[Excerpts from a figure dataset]
»»

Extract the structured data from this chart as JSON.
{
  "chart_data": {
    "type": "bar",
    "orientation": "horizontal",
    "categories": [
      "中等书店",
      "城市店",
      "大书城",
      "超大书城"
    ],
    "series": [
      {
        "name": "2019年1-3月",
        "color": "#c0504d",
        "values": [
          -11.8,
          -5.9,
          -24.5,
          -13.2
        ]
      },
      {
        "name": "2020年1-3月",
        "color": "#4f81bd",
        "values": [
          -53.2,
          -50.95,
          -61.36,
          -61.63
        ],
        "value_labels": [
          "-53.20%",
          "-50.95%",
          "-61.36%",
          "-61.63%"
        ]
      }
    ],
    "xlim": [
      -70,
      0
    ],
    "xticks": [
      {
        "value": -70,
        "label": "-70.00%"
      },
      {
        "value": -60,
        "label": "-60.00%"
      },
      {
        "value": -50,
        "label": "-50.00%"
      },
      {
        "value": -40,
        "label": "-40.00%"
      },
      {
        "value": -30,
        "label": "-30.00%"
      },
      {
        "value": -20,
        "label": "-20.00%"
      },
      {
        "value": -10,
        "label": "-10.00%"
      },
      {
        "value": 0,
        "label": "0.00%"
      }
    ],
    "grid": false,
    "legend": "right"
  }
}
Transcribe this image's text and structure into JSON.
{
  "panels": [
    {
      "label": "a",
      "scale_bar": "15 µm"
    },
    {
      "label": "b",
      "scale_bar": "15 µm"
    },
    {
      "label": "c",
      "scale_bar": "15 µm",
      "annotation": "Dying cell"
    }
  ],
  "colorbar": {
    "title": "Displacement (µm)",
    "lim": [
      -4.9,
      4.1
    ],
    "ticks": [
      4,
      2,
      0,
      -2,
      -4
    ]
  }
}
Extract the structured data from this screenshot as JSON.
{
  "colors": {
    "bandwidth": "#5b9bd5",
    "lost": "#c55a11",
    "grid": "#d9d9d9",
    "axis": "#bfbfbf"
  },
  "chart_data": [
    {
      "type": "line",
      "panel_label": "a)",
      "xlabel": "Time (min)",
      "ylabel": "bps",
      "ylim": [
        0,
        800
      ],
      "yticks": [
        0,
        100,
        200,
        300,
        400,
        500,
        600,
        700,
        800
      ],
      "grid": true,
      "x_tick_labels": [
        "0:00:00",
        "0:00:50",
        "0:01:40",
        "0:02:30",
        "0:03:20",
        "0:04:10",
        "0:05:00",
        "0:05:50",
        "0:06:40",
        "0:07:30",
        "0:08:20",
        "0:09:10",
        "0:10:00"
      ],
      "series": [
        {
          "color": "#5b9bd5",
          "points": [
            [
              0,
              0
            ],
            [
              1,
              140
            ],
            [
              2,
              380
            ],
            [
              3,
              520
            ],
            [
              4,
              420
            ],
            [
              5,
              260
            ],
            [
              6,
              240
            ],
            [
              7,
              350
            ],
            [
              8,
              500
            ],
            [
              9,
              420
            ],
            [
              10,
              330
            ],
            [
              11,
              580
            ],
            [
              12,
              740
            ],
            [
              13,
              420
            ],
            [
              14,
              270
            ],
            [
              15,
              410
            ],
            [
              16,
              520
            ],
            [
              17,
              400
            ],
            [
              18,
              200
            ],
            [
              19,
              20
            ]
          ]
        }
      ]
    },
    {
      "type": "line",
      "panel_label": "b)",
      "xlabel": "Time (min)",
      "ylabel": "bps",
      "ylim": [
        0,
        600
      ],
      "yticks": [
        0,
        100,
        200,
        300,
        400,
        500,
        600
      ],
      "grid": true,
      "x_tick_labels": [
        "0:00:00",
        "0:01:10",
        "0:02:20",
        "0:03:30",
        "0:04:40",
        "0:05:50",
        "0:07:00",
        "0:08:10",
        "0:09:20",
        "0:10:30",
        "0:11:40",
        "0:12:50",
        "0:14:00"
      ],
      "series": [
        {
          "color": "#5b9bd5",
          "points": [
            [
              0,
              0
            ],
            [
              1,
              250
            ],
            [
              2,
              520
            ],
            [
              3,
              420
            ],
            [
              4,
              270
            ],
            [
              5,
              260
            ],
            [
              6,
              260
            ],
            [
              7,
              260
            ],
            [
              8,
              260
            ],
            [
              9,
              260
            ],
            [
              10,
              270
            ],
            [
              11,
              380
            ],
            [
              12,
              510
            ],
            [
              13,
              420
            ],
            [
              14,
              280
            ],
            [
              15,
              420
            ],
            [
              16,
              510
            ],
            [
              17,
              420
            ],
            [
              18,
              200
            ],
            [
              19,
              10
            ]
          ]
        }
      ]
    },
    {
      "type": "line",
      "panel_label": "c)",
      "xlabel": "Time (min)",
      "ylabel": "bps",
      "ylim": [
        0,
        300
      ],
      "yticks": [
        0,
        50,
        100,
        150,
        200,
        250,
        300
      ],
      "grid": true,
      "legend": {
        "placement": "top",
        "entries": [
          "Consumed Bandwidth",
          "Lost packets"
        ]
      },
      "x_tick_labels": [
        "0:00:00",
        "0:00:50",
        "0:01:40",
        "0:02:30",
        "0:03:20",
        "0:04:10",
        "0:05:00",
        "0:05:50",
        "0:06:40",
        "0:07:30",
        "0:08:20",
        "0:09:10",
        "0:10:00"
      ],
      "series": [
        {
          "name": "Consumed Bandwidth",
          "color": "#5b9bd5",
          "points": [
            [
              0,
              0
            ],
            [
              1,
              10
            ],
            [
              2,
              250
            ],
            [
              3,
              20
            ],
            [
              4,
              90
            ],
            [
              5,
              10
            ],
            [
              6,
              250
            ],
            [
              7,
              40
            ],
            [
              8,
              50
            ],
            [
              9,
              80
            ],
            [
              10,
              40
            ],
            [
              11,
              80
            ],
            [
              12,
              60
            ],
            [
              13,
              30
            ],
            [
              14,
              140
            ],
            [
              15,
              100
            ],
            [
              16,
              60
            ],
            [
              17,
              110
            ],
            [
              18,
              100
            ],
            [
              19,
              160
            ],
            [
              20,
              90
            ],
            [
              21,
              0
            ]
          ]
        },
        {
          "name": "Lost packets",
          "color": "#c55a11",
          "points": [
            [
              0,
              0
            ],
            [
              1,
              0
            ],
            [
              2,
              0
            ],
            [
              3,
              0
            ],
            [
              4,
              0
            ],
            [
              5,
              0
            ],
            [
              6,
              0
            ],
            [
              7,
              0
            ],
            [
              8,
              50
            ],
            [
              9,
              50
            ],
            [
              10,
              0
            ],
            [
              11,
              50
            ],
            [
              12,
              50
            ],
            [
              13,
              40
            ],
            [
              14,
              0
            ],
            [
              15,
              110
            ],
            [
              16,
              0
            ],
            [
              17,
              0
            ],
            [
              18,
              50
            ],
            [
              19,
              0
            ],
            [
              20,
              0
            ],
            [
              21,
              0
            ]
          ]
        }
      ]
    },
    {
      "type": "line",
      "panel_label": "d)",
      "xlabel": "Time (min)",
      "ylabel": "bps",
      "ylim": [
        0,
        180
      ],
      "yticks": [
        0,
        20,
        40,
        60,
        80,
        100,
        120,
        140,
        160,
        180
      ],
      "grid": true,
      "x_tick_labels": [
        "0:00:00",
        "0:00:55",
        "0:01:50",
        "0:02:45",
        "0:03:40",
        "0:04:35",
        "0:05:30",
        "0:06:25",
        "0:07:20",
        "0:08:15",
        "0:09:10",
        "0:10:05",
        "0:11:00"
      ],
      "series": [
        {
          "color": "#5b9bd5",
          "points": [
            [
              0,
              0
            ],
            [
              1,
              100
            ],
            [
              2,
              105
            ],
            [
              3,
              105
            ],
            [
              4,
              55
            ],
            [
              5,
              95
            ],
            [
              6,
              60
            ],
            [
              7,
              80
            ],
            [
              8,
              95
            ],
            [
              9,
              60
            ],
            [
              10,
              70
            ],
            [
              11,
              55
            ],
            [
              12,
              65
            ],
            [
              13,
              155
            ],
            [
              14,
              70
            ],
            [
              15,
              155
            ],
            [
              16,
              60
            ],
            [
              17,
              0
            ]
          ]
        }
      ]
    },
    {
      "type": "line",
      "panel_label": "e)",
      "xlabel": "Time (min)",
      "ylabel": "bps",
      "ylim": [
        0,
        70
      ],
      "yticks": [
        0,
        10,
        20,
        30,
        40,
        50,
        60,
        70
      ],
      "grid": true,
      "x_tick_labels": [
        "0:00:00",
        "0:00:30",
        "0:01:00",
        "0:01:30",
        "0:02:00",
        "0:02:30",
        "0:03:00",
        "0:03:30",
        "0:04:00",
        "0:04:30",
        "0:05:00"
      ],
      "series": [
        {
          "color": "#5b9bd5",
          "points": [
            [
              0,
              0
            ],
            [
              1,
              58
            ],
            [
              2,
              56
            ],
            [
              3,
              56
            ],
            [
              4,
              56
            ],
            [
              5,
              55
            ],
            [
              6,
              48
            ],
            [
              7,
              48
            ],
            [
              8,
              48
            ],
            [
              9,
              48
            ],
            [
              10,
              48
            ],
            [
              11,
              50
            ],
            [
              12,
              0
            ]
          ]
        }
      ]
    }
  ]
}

««

* _Your instructions_
Lines that include the word "this" — how many are there in the data? Answer with the number alone.

* _Result of the exercise_
3